# Requirements:
Decide whether each statement agrees with the text on popular ports below. Answer yes or no for each and quote the words of the text that decide it.
(a) Port 22 is listed for SSH.
(b) Port 110 is listed as POP3 for newer email clients.
(c) Port 443 is one of the ports on which writing a custom application is rare.

# Text shown:
** Start **

You can find a rather exhaustive list of TCP and UDP ports on Wikipedia, but for the sake of this discussion let’s focus on a few of the most popular ports:
20 and 21 – FTP
22 – SSH
23 – (Just kidding. You better not be running Telnet)
25 – Email via SMTP
53 – DNS
80 – Unencrypted Web
110 – POP3 (for older email clients)
443 – Web encrypted via TLS
445 – Active Directory or SMB sharing
993 – IMAP (for email clients)
3306 – MySQL
6378 – Redis
11211 – Memcached
If you run your eye down this list, you’ll notice something interesting. The options available to you for services to run on most of these ports are quite limited. Some of them are specific to a single application, like Redis. Others, like SMTP, provide a limited number of applications, either proprietary or open-source. In both cases, you can change the configuration of the application, but it’s rare to write a custom application on one of those ports. Except port 443.

** End **

# Listed records:

** Start **

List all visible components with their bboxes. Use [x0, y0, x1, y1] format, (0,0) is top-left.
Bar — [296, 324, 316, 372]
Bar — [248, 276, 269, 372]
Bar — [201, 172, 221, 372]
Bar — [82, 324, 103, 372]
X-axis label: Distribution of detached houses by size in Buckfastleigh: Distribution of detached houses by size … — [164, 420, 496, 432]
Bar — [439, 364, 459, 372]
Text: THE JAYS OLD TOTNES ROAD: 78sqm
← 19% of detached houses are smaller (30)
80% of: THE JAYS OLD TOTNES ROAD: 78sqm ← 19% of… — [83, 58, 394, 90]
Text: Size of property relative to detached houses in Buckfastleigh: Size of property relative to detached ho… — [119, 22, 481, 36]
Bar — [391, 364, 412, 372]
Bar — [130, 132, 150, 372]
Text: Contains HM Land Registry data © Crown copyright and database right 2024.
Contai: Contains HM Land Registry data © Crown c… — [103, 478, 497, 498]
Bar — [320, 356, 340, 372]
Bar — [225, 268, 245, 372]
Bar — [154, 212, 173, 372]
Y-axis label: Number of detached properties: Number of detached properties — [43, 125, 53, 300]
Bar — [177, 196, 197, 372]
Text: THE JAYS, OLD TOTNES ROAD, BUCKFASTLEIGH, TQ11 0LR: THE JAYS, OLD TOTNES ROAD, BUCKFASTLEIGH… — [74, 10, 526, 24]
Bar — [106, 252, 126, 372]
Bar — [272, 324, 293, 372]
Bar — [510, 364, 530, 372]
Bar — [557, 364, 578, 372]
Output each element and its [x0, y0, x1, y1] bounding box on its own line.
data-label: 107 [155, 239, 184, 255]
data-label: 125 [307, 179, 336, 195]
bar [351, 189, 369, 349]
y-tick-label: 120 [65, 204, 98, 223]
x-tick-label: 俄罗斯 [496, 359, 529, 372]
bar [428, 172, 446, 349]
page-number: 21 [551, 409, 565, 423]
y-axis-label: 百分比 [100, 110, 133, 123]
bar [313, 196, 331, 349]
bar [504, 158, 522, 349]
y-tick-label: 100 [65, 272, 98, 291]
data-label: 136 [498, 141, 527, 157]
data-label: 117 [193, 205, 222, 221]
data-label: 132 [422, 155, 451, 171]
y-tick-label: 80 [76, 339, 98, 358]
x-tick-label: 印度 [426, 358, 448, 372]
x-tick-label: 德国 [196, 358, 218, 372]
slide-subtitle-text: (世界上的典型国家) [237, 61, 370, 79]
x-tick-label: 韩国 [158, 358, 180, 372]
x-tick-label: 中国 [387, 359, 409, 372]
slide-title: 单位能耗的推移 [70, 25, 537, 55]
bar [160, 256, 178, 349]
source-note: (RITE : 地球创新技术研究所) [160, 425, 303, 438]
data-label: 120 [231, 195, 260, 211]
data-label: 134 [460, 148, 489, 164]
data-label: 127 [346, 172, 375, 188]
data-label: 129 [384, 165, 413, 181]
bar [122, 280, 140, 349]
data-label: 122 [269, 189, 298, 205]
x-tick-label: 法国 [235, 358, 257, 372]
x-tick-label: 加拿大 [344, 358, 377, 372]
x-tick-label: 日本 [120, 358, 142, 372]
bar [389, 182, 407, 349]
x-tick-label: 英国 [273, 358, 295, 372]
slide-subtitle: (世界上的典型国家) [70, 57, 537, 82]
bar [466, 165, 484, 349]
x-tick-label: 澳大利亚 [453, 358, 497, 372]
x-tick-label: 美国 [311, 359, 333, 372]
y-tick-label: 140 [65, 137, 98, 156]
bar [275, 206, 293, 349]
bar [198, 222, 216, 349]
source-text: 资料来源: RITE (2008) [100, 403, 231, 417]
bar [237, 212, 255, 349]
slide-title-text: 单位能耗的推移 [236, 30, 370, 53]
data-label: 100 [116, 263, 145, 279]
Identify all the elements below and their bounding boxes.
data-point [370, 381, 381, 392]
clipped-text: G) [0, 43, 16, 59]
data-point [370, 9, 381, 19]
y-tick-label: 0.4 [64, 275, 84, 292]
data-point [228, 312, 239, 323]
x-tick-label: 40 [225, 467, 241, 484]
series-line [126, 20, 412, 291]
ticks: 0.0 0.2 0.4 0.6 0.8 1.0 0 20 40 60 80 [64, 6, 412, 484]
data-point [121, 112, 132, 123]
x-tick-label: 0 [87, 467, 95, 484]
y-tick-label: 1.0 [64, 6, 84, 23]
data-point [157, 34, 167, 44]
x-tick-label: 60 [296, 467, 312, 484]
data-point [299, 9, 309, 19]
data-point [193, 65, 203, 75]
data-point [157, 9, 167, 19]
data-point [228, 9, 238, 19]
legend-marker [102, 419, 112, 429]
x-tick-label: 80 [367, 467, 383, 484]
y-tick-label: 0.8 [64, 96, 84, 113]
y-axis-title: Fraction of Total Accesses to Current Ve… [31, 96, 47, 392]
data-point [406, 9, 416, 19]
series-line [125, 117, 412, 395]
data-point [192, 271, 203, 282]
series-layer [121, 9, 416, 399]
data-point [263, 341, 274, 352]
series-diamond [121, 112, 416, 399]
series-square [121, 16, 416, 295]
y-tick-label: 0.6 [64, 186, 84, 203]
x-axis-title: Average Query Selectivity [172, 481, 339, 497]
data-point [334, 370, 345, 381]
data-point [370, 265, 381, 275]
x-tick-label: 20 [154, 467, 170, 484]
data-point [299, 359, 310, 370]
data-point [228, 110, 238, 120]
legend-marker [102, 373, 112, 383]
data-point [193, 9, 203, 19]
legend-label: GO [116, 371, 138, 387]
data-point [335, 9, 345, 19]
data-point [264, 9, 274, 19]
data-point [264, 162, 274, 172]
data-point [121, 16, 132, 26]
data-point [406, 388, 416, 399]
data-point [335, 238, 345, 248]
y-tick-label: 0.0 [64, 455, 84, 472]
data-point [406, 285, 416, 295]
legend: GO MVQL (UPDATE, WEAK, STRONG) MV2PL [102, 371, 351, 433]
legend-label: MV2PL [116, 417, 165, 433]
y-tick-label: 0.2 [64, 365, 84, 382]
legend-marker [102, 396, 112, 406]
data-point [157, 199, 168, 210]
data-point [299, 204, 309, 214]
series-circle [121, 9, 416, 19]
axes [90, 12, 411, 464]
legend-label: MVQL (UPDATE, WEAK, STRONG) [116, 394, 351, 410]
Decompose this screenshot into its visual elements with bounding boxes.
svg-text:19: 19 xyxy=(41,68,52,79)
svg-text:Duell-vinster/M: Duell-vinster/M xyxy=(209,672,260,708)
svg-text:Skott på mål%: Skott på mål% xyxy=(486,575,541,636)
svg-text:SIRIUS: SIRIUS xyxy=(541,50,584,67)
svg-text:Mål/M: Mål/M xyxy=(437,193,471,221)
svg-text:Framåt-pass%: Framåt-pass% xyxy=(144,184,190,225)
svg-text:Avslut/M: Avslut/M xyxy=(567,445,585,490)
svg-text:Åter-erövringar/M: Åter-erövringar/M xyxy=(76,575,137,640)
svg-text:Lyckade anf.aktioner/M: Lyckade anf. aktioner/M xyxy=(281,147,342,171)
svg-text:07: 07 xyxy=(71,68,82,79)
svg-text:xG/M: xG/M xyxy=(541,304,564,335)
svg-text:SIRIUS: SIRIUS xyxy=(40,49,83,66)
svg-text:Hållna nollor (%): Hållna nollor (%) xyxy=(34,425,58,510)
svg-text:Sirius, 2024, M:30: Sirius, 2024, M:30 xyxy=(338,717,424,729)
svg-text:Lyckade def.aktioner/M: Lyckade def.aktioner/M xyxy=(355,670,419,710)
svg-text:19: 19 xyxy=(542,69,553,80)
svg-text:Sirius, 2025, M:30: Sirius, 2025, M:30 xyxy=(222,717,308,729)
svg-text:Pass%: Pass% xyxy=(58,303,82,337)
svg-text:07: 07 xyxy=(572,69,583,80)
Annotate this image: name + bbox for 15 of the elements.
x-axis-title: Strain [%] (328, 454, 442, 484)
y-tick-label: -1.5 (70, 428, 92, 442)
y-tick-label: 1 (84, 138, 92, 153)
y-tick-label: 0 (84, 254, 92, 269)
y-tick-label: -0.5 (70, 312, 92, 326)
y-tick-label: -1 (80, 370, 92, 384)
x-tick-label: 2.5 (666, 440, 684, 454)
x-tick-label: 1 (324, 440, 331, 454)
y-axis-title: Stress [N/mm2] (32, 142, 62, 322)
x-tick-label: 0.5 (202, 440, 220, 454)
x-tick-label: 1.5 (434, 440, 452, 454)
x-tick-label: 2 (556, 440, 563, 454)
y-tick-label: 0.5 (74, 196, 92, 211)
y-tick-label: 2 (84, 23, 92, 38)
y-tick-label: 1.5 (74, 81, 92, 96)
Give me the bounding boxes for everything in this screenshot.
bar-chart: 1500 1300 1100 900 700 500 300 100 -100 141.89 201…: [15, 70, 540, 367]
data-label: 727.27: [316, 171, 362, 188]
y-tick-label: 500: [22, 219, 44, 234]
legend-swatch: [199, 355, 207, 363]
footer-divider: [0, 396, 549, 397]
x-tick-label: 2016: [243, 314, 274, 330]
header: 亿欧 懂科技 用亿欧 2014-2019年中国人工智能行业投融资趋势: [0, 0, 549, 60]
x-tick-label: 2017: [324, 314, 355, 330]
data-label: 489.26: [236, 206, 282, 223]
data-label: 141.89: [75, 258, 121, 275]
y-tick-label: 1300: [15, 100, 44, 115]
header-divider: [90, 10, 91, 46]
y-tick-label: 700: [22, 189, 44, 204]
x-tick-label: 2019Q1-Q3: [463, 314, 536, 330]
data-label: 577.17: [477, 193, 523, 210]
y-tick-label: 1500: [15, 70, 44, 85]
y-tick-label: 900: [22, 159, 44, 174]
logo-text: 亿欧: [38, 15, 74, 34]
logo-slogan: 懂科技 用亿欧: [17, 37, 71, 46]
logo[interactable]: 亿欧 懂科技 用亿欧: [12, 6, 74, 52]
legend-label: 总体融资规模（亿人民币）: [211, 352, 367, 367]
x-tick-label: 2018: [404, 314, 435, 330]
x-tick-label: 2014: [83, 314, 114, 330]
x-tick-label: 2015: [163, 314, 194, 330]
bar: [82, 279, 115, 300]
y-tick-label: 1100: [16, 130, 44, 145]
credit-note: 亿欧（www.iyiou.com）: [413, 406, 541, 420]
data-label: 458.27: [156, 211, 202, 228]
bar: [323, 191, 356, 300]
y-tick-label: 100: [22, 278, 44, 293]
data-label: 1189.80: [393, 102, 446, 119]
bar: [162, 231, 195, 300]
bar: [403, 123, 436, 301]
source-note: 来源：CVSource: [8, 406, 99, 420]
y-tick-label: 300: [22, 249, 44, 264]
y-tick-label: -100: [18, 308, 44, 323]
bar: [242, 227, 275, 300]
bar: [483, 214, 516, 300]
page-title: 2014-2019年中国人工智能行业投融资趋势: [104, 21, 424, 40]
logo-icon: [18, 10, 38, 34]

** End **

# Right answer:
(a) Yes: "22 – SSH"
(b) No: "110 – POP3 (for older email clients)"
(c) No: "Except port 443."